TASK INSTRUCTIONS
Retype the material word for word.

PROVIDED ENTRIES
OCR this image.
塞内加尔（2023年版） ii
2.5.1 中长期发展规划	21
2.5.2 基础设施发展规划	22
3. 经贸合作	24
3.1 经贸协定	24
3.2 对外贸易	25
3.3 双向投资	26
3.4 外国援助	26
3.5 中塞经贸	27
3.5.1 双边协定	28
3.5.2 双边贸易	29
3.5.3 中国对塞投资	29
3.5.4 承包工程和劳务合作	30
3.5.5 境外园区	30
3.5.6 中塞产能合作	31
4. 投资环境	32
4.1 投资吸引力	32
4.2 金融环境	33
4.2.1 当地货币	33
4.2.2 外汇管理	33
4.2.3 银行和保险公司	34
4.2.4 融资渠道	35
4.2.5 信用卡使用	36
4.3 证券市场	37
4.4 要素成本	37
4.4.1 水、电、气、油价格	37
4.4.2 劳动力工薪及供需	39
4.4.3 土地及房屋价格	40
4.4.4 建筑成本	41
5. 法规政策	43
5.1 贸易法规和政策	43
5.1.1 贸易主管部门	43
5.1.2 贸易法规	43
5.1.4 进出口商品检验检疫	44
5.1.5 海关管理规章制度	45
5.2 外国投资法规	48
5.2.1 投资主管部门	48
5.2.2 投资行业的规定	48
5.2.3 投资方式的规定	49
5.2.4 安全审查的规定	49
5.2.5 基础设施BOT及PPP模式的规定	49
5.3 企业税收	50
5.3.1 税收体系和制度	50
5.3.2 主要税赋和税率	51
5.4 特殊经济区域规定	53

TASK OUTPUT
OCR this image.
塞内加尔（2023年版） ii
2.5.1 中长期发展规划	21
2.5.2 基础设施发展规划	22
3. 经贸合作	24
3.1 经贸协定	24
3.2 对外贸易	25
3.3 双向投资	26
3.4 外国援助	26
3.5 中塞经贸	27
3.5.1 双边协定	28
3.5.2 双边贸易	29
3.5.3 中国对塞投资	29
3.5.4 承包工程和劳务合作	30
3.5.5 境外园区	30
3.5.6 中塞产能合作	31
4. 投资环境	32
4.1 投资吸引力	32
4.2 金融环境	33
4.2.1 当地货币	33
4.2.2 外汇管理	33
4.2.3 银行和保险公司	34
4.2.4 融资渠道	35
4.2.5 信用卡使用	36
4.3 证券市场	37
4.4 要素成本	37
4.4.1 水、电、气、油价格	37
4.4.2 劳动力工薪及供需	39
4.4.3 土地及房屋价格	40
4.4.4 建筑成本	41
5. 法规政策	43
5.1 贸易法规和政策	43
5.1.1 贸易主管部门	43
5.1.2 贸易法规	43
5.1.4 进出口商品检验检疫	44
5.1.5 海关管理规章制度	45
5.2 外国投资法规	48
5.2.1 投资主管部门	48
5.2.2 投资行业的规定	48
5.2.3 投资方式的规定	49
5.2.4 安全审查的规定	49
5.2.5 基础设施BOT及PPP模式的规定	49
5.3 企业税收	50
5.3.1 税收体系和制度	50
5.3.2 主要税赋和税率	51
5.4 特殊经济区域规定	53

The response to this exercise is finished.